_Work to be completed_
Identify every line in the records below that contains the word "learning", and copy each of those lines.

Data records
........

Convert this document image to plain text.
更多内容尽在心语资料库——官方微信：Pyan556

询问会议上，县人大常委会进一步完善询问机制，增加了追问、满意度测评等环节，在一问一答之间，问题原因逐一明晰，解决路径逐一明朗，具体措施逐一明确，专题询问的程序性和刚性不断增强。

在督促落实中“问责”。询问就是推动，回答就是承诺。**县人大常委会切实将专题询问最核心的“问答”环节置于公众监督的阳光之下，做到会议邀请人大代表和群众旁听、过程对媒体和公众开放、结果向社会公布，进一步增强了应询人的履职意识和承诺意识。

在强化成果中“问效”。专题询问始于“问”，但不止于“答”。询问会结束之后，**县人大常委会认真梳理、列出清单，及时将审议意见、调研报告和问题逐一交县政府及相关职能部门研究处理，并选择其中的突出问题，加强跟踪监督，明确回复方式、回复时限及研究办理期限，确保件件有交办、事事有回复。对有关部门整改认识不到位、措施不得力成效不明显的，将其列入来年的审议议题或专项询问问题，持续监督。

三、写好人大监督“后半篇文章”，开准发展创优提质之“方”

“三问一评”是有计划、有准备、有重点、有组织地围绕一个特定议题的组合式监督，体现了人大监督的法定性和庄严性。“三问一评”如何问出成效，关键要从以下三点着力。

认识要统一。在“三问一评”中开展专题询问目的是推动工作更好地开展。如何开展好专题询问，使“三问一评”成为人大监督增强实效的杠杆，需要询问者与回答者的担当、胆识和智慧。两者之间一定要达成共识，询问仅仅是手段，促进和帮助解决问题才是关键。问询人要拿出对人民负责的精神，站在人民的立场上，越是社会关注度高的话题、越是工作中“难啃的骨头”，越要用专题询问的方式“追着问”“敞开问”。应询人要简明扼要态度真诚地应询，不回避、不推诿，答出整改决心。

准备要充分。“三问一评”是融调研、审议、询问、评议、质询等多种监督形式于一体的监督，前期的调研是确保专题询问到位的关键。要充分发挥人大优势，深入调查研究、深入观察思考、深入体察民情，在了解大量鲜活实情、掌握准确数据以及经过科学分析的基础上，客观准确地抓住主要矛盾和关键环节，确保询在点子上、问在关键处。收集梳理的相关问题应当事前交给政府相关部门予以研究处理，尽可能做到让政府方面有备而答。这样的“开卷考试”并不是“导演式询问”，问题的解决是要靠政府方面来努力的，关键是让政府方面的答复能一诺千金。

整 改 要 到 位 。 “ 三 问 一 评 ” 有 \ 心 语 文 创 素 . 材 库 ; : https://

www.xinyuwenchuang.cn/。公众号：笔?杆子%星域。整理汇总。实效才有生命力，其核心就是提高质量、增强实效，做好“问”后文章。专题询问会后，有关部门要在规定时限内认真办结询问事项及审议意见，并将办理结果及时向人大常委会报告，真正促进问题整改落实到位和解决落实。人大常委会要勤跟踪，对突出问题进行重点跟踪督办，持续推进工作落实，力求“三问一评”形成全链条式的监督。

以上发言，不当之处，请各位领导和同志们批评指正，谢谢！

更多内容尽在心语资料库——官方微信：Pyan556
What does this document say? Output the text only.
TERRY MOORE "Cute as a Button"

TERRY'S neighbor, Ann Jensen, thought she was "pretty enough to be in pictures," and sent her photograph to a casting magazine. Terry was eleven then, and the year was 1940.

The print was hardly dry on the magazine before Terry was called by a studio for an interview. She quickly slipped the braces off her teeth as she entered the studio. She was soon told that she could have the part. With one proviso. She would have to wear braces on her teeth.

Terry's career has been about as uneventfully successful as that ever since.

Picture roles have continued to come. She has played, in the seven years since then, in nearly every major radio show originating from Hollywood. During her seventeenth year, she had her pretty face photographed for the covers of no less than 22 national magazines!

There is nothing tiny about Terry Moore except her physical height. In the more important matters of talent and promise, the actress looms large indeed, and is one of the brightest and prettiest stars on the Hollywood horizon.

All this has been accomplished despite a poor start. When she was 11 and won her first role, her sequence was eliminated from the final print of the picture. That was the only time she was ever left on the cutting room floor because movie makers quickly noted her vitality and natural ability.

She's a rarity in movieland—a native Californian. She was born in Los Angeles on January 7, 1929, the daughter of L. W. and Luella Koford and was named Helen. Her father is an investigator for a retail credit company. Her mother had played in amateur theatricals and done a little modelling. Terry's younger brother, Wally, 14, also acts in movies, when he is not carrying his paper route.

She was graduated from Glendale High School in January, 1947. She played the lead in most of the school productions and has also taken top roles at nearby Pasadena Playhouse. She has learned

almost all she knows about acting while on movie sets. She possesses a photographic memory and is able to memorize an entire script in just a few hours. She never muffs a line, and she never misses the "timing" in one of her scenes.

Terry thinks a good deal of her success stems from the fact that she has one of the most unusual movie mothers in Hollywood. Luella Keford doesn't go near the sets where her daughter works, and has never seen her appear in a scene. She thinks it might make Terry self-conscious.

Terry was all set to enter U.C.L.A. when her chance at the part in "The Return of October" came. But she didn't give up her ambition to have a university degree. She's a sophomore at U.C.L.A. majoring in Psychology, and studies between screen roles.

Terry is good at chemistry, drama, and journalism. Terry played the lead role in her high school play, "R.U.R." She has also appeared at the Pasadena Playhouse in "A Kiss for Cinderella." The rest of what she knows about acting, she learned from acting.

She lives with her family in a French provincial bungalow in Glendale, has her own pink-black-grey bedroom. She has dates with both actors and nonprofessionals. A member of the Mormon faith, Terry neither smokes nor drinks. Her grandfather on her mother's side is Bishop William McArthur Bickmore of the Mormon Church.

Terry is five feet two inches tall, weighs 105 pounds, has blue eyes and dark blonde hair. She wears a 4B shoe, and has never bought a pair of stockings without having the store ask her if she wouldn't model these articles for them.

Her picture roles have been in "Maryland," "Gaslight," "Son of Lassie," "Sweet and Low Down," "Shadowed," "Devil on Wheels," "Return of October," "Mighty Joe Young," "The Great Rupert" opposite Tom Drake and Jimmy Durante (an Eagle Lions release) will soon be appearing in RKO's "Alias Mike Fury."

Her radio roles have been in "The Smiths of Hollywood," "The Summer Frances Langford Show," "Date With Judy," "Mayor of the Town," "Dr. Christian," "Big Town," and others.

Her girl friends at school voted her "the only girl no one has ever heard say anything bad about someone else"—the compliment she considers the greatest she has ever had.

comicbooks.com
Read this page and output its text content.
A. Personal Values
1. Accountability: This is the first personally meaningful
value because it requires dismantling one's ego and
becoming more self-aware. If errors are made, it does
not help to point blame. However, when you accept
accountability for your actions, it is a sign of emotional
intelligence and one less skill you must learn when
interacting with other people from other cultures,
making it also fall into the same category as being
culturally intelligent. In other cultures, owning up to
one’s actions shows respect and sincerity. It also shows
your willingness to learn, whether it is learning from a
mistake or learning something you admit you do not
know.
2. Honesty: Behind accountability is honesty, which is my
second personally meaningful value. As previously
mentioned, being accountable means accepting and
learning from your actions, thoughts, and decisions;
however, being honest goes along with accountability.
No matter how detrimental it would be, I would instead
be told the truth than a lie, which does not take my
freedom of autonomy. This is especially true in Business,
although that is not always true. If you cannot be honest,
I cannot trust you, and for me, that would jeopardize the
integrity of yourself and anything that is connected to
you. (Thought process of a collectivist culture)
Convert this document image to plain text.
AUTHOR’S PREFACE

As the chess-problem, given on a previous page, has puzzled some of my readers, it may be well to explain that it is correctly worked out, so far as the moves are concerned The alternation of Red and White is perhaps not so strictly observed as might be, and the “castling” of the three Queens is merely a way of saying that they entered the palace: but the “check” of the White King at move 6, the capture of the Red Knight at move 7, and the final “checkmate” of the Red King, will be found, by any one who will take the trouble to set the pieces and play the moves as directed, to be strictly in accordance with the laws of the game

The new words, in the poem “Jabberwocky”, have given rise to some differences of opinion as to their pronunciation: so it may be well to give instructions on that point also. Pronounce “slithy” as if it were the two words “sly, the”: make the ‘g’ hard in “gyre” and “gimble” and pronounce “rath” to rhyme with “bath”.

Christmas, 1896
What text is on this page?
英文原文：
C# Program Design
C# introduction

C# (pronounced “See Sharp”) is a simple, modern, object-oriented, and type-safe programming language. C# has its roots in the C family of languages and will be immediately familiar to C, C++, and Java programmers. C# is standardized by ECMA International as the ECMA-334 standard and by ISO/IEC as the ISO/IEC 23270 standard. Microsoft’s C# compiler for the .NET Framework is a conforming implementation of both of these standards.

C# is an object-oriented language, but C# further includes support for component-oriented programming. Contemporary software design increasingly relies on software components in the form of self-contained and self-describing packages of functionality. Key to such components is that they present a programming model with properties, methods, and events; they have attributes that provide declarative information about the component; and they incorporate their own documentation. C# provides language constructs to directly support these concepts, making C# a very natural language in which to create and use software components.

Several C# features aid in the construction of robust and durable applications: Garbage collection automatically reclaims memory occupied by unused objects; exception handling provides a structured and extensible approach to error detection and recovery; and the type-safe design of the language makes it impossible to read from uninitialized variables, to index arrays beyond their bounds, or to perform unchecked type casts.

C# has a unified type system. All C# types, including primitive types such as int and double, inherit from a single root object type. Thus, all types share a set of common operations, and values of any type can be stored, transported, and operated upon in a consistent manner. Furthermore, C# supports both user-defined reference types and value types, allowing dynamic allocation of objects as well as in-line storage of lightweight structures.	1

........

_Exercise answer_
your willingness to learn, whether it is learning from a
mistake or learning something you admit you do not
learning from your actions, thoughts, and decisions;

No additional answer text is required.